The records that follow are to be repeated without alteration.

[begin Input material]

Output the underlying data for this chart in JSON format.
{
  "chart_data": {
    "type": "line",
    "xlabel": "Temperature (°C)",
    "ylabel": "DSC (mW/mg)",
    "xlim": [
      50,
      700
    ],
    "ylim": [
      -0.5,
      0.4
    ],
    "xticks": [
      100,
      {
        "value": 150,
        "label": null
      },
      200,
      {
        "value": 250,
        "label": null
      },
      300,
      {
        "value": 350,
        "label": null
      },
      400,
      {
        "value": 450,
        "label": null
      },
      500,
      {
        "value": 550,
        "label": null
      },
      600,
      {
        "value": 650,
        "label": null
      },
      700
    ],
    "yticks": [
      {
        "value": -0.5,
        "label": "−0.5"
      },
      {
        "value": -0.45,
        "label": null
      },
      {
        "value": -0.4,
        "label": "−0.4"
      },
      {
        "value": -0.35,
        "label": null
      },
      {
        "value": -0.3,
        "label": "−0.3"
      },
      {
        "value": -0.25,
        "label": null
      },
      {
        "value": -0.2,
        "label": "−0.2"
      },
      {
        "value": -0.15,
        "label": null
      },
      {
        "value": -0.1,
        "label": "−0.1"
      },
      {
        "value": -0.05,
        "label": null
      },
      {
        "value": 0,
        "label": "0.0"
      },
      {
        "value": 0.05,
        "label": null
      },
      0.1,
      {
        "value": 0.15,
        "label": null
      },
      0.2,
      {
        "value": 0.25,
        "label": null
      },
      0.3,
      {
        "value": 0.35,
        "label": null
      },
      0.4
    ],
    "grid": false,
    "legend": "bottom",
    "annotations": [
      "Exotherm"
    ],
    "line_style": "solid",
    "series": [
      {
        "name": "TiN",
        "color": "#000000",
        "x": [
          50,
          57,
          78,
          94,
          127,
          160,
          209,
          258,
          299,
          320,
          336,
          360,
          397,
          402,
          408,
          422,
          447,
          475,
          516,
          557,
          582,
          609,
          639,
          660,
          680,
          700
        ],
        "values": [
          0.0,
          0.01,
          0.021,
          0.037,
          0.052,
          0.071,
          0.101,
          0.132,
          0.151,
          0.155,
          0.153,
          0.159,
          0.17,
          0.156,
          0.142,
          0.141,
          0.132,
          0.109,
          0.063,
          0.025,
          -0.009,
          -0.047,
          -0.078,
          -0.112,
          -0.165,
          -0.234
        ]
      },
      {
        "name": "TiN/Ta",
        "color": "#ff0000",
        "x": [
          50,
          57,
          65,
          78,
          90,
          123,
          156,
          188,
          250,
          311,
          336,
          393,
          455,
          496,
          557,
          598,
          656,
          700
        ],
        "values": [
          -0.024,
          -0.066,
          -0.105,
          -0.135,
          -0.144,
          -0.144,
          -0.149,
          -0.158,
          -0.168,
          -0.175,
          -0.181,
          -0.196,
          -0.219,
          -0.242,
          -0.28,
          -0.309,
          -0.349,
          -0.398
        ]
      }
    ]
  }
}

[end Input material]

Result:
Output the underlying data for this chart in JSON format.
{
  "chart_data": {
    "type": "line",
    "xlabel": "Temperature (°C)",
    "ylabel": "DSC (mW/mg)",
    "xlim": [
      50,
      700
    ],
    "ylim": [
      -0.5,
      0.4
    ],
    "xticks": [
      100,
      {
        "value": 150,
        "label": null
      },
      200,
      {
        "value": 250,
        "label": null
      },
      300,
      {
        "value": 350,
        "label": null
      },
      400,
      {
        "value": 450,
        "label": null
      },
      500,
      {
        "value": 550,
        "label": null
      },
      600,
      {
        "value": 650,
        "label": null
      },
      700
    ],
    "yticks": [
      {
        "value": -0.5,
        "label": "−0.5"
      },
      {
        "value": -0.45,
        "label": null
      },
      {
        "value": -0.4,
        "label": "−0.4"
      },
      {
        "value": -0.35,
        "label": null
      },
      {
        "value": -0.3,
        "label": "−0.3"
      },
      {
        "value": -0.25,
        "label": null
      },
      {
        "value": -0.2,
        "label": "−0.2"
      },
      {
        "value": -0.15,
        "label": null
      },
      {
        "value": -0.1,
        "label": "−0.1"
      },
      {
        "value": -0.05,
        "label": null
      },
      {
        "value": 0,
        "label": "0.0"
      },
      {
        "value": 0.05,
        "label": null
      },
      0.1,
      {
        "value": 0.15,
        "label": null
      },
      0.2,
      {
        "value": 0.25,
        "label": null
      },
      0.3,
      {
        "value": 0.35,
        "label": null
      },
      0.4
    ],
    "grid": false,
    "legend": "bottom",
    "annotations": [
      "Exotherm"
    ],
    "line_style": "solid",
    "series": [
      {
        "name": "TiN",
        "color": "#000000",
        "x": [
          50,
          57,
          78,
          94,
          127,
          160,
          209,
          258,
          299,
          320,
          336,
          360,
          397,
          402,
          408,
          422,
          447,
          475,
          516,
          557,
          582,
          609,
          639,
          660,
          680,
          700
        ],
        "values": [
          0.0,
          0.01,
          0.021,
          0.037,
          0.052,
          0.071,
          0.101,
          0.132,
          0.151,
          0.155,
          0.153,
          0.159,
          0.17,
          0.156,
          0.142,
          0.141,
          0.132,
          0.109,
          0.063,
          0.025,
          -0.009,
          -0.047,
          -0.078,
          -0.112,
          -0.165,
          -0.234
        ]
      },
      {
        "name": "TiN/Ta",
        "color": "#ff0000",
        "x": [
          50,
          57,
          65,
          78,
          90,
          123,
          156,
          188,
          250,
          311,
          336,
          393,
          455,
          496,
          557,
          598,
          656,
          700
        ],
        "values": [
          -0.024,
          -0.066,
          -0.105,
          -0.135,
          -0.144,
          -0.144,
          -0.149,
          -0.158,
          -0.168,
          -0.175,
          -0.181,
          -0.196,
          -0.219,
          -0.242,
          -0.28,
          -0.309,
          -0.349,
          -0.398
        ]
      }
    ]
  }
}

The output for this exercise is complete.